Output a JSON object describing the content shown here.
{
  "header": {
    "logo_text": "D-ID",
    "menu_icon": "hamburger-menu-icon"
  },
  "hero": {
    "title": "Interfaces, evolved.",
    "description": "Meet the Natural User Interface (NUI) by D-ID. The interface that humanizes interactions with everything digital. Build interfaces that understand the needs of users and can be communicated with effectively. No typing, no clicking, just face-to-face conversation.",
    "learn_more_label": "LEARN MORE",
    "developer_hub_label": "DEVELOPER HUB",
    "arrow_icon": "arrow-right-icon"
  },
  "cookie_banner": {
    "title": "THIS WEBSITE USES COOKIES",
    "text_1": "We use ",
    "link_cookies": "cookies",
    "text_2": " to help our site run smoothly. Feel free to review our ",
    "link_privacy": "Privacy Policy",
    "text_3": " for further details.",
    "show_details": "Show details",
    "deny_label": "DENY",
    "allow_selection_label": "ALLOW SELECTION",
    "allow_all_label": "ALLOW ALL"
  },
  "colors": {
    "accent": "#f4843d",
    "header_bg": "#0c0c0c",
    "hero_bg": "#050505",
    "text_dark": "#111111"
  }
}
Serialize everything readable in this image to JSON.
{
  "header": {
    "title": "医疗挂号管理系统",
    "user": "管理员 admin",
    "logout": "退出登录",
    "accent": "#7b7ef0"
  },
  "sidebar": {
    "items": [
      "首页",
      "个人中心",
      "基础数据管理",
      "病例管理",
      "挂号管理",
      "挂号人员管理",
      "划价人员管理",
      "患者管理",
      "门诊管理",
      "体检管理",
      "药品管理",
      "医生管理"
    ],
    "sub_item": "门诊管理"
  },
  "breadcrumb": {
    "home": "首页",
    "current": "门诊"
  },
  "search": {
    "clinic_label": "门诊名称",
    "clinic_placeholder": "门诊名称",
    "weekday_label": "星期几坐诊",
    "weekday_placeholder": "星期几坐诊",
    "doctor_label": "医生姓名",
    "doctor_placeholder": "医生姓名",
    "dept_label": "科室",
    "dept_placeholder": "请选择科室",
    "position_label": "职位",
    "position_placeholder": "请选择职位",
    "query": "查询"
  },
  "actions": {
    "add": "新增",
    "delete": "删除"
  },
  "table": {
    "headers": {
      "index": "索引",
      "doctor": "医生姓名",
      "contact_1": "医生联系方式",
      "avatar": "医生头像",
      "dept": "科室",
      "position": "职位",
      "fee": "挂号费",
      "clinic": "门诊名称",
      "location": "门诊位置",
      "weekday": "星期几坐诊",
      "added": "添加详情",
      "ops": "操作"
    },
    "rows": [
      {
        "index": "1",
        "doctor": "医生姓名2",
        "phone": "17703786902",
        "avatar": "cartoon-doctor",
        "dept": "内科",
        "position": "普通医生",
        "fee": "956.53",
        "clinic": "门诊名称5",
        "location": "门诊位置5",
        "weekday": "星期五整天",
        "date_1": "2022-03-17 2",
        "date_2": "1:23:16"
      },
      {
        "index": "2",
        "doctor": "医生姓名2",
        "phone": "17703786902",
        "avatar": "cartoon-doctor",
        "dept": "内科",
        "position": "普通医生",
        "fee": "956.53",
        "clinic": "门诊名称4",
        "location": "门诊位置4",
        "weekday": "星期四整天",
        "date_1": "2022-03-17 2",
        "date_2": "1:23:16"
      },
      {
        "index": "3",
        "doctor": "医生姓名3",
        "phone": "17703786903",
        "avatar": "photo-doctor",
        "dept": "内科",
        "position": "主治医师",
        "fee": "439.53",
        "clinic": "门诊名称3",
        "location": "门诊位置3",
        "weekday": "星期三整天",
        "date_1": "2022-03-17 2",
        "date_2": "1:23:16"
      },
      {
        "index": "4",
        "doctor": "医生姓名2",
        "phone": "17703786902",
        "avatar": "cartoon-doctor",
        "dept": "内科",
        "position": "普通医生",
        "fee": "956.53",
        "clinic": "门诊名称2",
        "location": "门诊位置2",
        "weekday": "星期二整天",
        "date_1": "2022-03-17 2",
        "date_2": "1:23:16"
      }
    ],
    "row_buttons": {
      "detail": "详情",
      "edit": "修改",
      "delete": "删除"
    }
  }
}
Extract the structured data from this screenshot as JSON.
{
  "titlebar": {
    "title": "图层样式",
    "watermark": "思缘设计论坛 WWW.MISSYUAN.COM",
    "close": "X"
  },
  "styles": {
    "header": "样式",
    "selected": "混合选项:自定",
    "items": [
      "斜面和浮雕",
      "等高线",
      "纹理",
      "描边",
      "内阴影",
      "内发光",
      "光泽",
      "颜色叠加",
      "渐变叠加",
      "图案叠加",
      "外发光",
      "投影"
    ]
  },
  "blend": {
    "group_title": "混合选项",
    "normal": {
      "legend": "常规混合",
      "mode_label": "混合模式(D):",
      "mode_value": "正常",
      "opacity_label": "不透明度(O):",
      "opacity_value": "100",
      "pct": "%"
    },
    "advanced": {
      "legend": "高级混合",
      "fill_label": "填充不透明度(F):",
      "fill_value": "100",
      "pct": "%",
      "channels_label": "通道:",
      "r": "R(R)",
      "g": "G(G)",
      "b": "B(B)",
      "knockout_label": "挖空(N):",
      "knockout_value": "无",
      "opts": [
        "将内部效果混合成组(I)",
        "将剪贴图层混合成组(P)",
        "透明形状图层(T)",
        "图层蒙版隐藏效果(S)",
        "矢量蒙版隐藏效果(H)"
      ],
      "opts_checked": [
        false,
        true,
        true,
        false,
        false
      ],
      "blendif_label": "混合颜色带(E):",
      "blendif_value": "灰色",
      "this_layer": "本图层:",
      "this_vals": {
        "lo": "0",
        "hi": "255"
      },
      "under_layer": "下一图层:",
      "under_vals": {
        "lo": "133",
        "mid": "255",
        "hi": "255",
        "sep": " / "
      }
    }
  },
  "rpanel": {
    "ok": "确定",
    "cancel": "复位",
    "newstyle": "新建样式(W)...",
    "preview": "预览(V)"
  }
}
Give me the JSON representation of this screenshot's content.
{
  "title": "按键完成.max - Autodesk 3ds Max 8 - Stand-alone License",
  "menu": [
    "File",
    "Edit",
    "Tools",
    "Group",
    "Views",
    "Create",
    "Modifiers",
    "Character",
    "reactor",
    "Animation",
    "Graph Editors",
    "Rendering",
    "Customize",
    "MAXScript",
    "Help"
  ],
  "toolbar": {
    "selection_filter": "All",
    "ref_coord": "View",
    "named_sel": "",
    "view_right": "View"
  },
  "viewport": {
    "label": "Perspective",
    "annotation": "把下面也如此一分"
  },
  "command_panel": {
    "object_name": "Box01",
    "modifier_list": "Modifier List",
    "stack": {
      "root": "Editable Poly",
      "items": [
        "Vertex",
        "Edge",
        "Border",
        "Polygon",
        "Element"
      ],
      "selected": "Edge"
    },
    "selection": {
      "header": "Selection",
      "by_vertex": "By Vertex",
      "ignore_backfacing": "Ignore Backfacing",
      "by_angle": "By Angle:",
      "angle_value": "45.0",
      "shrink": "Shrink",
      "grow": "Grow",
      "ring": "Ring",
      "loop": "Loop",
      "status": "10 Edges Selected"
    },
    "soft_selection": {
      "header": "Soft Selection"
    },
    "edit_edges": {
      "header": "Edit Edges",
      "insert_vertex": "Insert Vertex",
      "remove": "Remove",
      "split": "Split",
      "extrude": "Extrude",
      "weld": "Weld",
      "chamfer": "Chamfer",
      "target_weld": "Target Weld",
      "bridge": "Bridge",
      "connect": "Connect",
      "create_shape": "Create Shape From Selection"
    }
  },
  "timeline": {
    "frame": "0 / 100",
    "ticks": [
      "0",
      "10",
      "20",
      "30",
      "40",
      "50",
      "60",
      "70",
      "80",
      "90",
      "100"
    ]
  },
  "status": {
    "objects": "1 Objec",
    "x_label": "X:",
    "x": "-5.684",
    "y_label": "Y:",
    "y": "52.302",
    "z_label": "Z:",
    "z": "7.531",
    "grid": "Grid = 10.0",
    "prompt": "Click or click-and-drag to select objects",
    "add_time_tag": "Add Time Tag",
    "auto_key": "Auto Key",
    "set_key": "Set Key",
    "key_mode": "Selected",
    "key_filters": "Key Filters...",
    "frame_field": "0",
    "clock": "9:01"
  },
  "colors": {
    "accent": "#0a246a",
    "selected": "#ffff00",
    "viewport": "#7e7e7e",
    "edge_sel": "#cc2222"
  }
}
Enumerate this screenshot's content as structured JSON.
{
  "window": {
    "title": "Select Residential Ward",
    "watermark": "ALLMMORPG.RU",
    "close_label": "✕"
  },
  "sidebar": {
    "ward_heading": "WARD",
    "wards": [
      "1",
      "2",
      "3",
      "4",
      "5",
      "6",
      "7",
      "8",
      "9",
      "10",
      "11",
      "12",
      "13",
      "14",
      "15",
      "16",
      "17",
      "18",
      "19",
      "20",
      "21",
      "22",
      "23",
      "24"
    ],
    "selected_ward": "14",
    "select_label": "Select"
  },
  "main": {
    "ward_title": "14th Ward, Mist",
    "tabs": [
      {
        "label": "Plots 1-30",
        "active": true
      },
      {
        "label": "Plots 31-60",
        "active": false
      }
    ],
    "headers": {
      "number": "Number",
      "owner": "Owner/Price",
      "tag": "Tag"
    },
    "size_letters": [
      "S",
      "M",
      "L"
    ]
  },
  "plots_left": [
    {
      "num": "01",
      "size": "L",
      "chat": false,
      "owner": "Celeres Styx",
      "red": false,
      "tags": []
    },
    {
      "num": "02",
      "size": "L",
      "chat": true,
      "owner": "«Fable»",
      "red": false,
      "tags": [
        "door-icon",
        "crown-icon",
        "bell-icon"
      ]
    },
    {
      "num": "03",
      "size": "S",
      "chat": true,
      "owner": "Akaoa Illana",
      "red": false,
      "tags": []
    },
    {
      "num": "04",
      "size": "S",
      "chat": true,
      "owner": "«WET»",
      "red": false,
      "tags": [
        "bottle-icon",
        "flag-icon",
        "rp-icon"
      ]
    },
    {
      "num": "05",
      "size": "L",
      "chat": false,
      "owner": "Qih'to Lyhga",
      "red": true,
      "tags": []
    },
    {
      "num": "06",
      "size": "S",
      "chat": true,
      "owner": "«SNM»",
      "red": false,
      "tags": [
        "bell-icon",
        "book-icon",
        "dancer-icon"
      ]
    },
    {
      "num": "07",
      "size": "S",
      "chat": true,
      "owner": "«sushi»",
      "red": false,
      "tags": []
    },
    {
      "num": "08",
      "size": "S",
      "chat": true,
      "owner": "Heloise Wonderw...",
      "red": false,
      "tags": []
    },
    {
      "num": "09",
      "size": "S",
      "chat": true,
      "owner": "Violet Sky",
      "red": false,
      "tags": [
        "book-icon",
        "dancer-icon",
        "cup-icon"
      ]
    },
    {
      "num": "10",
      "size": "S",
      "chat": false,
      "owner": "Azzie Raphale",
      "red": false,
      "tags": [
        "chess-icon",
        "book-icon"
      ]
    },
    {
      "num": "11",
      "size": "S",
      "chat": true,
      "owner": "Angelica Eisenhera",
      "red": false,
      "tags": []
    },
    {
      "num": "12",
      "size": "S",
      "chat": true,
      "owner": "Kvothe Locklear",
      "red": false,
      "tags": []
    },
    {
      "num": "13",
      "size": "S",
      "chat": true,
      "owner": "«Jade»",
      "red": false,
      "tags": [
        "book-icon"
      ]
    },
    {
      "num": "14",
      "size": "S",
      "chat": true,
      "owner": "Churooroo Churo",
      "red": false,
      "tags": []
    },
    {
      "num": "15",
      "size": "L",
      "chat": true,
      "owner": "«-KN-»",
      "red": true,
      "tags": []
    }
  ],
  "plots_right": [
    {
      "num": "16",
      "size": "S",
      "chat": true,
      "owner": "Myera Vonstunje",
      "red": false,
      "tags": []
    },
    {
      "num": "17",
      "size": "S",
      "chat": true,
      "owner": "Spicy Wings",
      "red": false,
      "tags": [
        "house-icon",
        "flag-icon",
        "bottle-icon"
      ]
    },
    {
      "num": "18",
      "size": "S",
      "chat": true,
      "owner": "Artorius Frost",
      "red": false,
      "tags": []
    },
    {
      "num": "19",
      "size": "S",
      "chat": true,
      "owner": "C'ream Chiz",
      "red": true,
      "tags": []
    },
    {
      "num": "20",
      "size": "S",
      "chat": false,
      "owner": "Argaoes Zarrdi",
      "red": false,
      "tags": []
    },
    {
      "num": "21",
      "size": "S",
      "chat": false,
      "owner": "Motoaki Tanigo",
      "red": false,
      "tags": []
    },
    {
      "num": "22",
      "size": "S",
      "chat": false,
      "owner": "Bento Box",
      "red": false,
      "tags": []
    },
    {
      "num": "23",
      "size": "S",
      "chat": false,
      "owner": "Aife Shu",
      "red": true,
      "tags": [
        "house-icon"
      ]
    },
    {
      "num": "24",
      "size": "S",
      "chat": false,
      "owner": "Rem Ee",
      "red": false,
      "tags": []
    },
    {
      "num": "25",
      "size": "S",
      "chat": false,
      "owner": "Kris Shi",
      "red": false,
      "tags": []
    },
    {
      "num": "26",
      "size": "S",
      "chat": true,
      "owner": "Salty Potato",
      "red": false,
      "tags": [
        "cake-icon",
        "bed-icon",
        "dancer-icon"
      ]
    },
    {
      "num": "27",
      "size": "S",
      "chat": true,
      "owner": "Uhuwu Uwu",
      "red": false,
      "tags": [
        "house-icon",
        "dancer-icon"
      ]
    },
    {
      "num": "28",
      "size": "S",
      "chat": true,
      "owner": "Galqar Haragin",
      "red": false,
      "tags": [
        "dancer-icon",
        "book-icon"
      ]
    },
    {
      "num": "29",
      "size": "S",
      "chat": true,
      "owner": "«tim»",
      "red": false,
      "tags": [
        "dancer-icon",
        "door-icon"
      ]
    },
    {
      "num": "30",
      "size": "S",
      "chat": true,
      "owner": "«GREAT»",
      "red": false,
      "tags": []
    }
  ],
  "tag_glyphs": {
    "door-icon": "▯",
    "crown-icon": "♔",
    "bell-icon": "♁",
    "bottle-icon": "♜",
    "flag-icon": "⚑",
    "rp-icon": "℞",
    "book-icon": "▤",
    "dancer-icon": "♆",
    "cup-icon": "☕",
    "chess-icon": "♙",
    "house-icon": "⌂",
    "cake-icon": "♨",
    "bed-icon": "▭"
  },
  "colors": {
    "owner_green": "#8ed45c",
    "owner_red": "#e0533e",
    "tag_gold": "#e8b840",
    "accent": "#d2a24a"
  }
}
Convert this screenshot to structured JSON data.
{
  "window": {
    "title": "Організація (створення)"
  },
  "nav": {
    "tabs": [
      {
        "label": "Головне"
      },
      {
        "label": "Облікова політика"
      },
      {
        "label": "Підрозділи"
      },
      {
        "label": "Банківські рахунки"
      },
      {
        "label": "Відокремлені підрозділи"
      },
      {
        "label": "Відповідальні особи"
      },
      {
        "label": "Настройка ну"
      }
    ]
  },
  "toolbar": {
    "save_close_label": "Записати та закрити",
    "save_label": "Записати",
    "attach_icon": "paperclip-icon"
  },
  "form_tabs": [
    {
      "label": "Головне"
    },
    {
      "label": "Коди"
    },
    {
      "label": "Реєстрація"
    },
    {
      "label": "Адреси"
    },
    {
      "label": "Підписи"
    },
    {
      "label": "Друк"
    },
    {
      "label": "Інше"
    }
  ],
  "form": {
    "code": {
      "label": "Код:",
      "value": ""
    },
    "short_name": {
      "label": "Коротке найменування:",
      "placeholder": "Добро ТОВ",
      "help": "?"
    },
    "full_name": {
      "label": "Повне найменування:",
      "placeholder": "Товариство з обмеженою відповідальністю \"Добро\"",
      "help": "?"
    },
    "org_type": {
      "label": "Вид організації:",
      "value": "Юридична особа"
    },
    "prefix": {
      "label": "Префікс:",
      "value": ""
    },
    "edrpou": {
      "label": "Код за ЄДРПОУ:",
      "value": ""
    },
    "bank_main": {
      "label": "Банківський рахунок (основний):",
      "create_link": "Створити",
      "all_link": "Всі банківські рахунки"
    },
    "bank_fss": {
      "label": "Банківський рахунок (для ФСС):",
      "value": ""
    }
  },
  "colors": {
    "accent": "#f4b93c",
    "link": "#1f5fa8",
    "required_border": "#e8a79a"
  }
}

....................

Exercise directions —
Filter the records, keeping only lines that contain "рахунок", and show those lines.

Result of this task —
      "label": "Банківський рахунок (основний):",
      "label": "Банківський рахунок (для ФСС):",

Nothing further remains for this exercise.